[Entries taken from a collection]
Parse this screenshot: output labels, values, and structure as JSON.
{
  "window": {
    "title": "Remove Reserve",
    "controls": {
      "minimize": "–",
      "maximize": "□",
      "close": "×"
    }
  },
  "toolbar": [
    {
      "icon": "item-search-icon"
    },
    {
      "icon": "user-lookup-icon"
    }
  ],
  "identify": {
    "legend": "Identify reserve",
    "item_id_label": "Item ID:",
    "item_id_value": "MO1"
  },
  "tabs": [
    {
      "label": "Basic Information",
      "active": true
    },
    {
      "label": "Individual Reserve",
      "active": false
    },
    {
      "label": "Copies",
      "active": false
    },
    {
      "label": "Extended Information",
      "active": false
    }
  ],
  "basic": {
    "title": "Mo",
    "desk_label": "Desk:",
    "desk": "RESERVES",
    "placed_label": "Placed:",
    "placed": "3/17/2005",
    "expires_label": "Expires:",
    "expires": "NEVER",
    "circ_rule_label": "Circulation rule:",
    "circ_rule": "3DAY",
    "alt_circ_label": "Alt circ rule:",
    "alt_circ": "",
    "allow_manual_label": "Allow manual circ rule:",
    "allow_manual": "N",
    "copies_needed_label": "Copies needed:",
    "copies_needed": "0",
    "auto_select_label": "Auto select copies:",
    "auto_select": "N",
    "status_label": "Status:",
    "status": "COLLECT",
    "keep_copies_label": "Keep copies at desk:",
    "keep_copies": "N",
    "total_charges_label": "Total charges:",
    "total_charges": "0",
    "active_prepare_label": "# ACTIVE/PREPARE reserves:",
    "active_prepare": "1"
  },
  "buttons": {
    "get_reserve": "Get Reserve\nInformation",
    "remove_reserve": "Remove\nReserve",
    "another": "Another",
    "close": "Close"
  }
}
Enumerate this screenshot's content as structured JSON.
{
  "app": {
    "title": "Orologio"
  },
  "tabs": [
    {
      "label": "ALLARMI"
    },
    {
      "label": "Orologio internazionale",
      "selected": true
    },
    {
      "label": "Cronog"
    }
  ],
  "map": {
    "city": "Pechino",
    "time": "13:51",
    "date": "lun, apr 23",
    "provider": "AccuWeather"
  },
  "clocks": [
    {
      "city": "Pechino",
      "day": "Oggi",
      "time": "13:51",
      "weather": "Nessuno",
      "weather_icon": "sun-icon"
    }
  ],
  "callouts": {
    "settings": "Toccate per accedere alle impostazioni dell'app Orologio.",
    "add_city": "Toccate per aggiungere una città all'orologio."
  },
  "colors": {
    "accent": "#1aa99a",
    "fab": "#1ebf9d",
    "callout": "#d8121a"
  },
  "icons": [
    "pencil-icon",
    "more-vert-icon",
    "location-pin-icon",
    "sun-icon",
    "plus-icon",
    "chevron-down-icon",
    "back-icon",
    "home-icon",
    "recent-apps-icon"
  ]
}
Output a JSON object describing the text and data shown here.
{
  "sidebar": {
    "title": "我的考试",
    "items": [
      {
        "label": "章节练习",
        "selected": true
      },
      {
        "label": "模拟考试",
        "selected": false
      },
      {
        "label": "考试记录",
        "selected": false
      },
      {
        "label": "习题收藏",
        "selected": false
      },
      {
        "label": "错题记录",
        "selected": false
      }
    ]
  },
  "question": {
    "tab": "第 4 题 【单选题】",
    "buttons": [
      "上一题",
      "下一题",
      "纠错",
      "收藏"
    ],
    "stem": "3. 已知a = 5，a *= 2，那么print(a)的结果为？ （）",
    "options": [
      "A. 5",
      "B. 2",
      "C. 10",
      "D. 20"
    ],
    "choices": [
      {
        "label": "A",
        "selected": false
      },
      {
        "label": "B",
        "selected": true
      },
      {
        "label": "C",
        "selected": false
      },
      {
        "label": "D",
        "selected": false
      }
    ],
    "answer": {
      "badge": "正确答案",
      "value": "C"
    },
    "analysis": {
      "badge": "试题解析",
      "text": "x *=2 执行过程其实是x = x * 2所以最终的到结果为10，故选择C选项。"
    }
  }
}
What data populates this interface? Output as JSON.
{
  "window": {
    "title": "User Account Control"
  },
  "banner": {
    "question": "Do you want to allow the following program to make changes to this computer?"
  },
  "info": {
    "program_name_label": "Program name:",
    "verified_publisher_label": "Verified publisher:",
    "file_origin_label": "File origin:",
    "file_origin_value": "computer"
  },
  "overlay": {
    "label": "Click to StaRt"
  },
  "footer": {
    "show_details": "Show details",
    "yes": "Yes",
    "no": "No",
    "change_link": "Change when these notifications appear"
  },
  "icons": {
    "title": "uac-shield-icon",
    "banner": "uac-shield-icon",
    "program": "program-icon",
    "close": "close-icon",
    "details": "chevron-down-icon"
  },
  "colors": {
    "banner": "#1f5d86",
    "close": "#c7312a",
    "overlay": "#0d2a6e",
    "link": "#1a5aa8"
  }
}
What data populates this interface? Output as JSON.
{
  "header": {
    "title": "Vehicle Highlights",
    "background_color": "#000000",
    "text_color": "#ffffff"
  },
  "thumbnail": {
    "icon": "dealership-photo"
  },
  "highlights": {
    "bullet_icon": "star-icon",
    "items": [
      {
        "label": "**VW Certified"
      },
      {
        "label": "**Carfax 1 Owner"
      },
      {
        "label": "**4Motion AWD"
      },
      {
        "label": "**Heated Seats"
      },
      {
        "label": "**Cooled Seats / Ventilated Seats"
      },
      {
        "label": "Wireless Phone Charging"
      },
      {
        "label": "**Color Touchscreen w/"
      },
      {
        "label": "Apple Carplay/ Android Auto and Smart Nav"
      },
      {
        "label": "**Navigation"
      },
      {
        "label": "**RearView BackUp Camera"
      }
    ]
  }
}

To do:
Every entry must be output again, exactly as written above.

Exercise solution:
Parse this screenshot: output labels, values, and structure as JSON.
{
  "window": {
    "title": "Remove Reserve",
    "controls": {
      "minimize": "–",
      "maximize": "□",
      "close": "×"
    }
  },
  "toolbar": [
    {
      "icon": "item-search-icon"
    },
    {
      "icon": "user-lookup-icon"
    }
  ],
  "identify": {
    "legend": "Identify reserve",
    "item_id_label": "Item ID:",
    "item_id_value": "MO1"
  },
  "tabs": [
    {
      "label": "Basic Information",
      "active": true
    },
    {
      "label": "Individual Reserve",
      "active": false
    },
    {
      "label": "Copies",
      "active": false
    },
    {
      "label": "Extended Information",
      "active": false
    }
  ],
  "basic": {
    "title": "Mo",
    "desk_label": "Desk:",
    "desk": "RESERVES",
    "placed_label": "Placed:",
    "placed": "3/17/2005",
    "expires_label": "Expires:",
    "expires": "NEVER",
    "circ_rule_label": "Circulation rule:",
    "circ_rule": "3DAY",
    "alt_circ_label": "Alt circ rule:",
    "alt_circ": "",
    "allow_manual_label": "Allow manual circ rule:",
    "allow_manual": "N",
    "copies_needed_label": "Copies needed:",
    "copies_needed": "0",
    "auto_select_label": "Auto select copies:",
    "auto_select": "N",
    "status_label": "Status:",
    "status": "COLLECT",
    "keep_copies_label": "Keep copies at desk:",
    "keep_copies": "N",
    "total_charges_label": "Total charges:",
    "total_charges": "0",
    "active_prepare_label": "# ACTIVE/PREPARE reserves:",
    "active_prepare": "1"
  },
  "buttons": {
    "get_reserve": "Get Reserve\nInformation",
    "remove_reserve": "Remove\nReserve",
    "another": "Another",
    "close": "Close"
  }
}
Enumerate this screenshot's content as structured JSON.
{
  "app": {
    "title": "Orologio"
  },
  "tabs": [
    {
      "label": "ALLARMI"
    },
    {
      "label": "Orologio internazionale",
      "selected": true
    },
    {
      "label": "Cronog"
    }
  ],
  "map": {
    "city": "Pechino",
    "time": "13:51",
    "date": "lun, apr 23",
    "provider": "AccuWeather"
  },
  "clocks": [
    {
      "city": "Pechino",
      "day": "Oggi",
      "time": "13:51",
      "weather": "Nessuno",
      "weather_icon": "sun-icon"
    }
  ],
  "callouts": {
    "settings": "Toccate per accedere alle impostazioni dell'app Orologio.",
    "add_city": "Toccate per aggiungere una città all'orologio."
  },
  "colors": {
    "accent": "#1aa99a",
    "fab": "#1ebf9d",
    "callout": "#d8121a"
  },
  "icons": [
    "pencil-icon",
    "more-vert-icon",
    "location-pin-icon",
    "sun-icon",
    "plus-icon",
    "chevron-down-icon",
    "back-icon",
    "home-icon",
    "recent-apps-icon"
  ]
}
Output a JSON object describing the text and data shown here.
{
  "sidebar": {
    "title": "我的考试",
    "items": [
      {
        "label": "章节练习",
        "selected": true
      },
      {
        "label": "模拟考试",
        "selected": false
      },
      {
        "label": "考试记录",
        "selected": false
      },
      {
        "label": "习题收藏",
        "selected": false
      },
      {
        "label": "错题记录",
        "selected": false
      }
    ]
  },
  "question": {
    "tab": "第 4 题 【单选题】",
    "buttons": [
      "上一题",
      "下一题",
      "纠错",
      "收藏"
    ],
    "stem": "3. 已知a = 5，a *= 2，那么print(a)的结果为？ （）",
    "options": [
      "A. 5",
      "B. 2",
      "C. 10",
      "D. 20"
    ],
    "choices": [
      {
        "label": "A",
        "selected": false
      },
      {
        "label": "B",
        "selected": true
      },
      {
        "label": "C",
        "selected": false
      },
      {
        "label": "D",
        "selected": false
      }
    ],
    "answer": {
      "badge": "正确答案",
      "value": "C"
    },
    "analysis": {
      "badge": "试题解析",
      "text": "x *=2 执行过程其实是x = x * 2所以最终的到结果为10，故选择C选项。"
    }
  }
}
What data populates this interface? Output as JSON.
{
  "window": {
    "title": "User Account Control"
  },
  "banner": {
    "question": "Do you want to allow the following program to make changes to this computer?"
  },
  "info": {
    "program_name_label": "Program name:",
    "verified_publisher_label": "Verified publisher:",
    "file_origin_label": "File origin:",
    "file_origin_value": "computer"
  },
  "overlay": {
    "label": "Click to StaRt"
  },
  "footer": {
    "show_details": "Show details",
    "yes": "Yes",
    "no": "No",
    "change_link": "Change when these notifications appear"
  },
  "icons": {
    "title": "uac-shield-icon",
    "banner": "uac-shield-icon",
    "program": "program-icon",
    "close": "close-icon",
    "details": "chevron-down-icon"
  },
  "colors": {
    "banner": "#1f5d86",
    "close": "#c7312a",
    "overlay": "#0d2a6e",
    "link": "#1a5aa8"
  }
}
What data populates this interface? Output as JSON.
{
  "header": {
    "title": "Vehicle Highlights",
    "background_color": "#000000",
    "text_color": "#ffffff"
  },
  "thumbnail": {
    "icon": "dealership-photo"
  },
  "highlights": {
    "bullet_icon": "star-icon",
    "items": [
      {
        "label": "**VW Certified"
      },
      {
        "label": "**Carfax 1 Owner"
      },
      {
        "label": "**4Motion AWD"
      },
      {
        "label": "**Heated Seats"
      },
      {
        "label": "**Cooled Seats / Ventilated Seats"
      },
      {
        "label": "Wireless Phone Charging"
      },
      {
        "label": "**Color Touchscreen w/"
      },
      {
        "label": "Apple Carplay/ Android Auto and Smart Nav"
      },
      {
        "label": "**Navigation"
      },
      {
        "label": "**RearView BackUp Camera"
      }
    ]
  }
}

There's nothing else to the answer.